| Given exercise |
Give back the full listing verbatim, apart from its images.
----
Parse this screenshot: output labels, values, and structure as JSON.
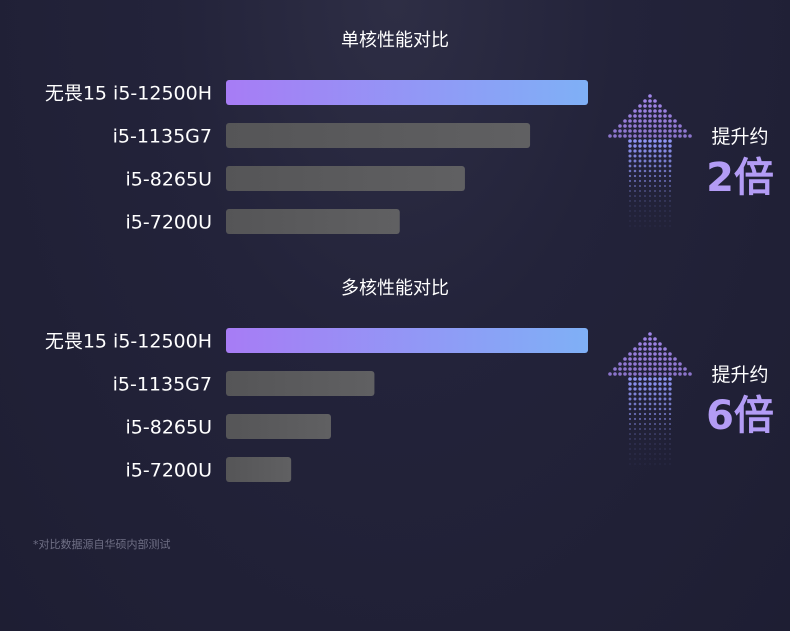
{
  "colors": {
    "background": "#1f1f34",
    "highlight_start": "#a77cf5",
    "highlight_end": "#7fb0f6",
    "bar_gray": "#5a5a5c",
    "accent_number": "#b39cf5"
  },
  "chart_data": [
    {
      "type": "bar",
      "orientation": "horizontal",
      "title": "单核性能对比",
      "categories": [
        "无畏15 i5-12500H",
        "i5-1135G7",
        "i5-8265U",
        "i5-7200U"
      ],
      "values": [
        100,
        84,
        66,
        48
      ],
      "xlim": [
        0,
        100
      ],
      "badge": {
        "label": "提升约",
        "value": "2倍"
      }
    },
    {
      "type": "bar",
      "orientation": "horizontal",
      "title": "多核性能对比",
      "categories": [
        "无畏15 i5-12500H",
        "i5-1135G7",
        "i5-8265U",
        "i5-7200U"
      ],
      "values": [
        100,
        41,
        29,
        18
      ],
      "xlim": [
        0,
        100
      ],
      "badge": {
        "label": "提升约",
        "value": "6倍"
      }
    }
  ],
  "footnote": "*对比数据源自华硕内部测试",
  "icons": [
    "up-arrow-dotted-icon"
  ]
}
----
| Answer for the task |
Parse this screenshot: output labels, values, and structure as JSON.
{
  "colors": {
    "background": "#1f1f34",
    "highlight_start": "#a77cf5",
    "highlight_end": "#7fb0f6",
    "bar_gray": "#5a5a5c",
    "accent_number": "#b39cf5"
  },
  "chart_data": [
    {
      "type": "bar",
      "orientation": "horizontal",
      "title": "单核性能对比",
      "categories": [
        "无畏15 i5-12500H",
        "i5-1135G7",
        "i5-8265U",
        "i5-7200U"
      ],
      "values": [
        100,
        84,
        66,
        48
      ],
      "xlim": [
        0,
        100
      ],
      "badge": {
        "label": "提升约",
        "value": "2倍"
      }
    },
    {
      "type": "bar",
      "orientation": "horizontal",
      "title": "多核性能对比",
      "categories": [
        "无畏15 i5-12500H",
        "i5-1135G7",
        "i5-8265U",
        "i5-7200U"
      ],
      "values": [
        100,
        41,
        29,
        18
      ],
      "xlim": [
        0,
        100
      ],
      "badge": {
        "label": "提升约",
        "value": "6倍"
      }
    }
  ],
  "footnote": "*对比数据源自华硕内部测试",
  "icons": [
    "up-arrow-dotted-icon"
  ]
}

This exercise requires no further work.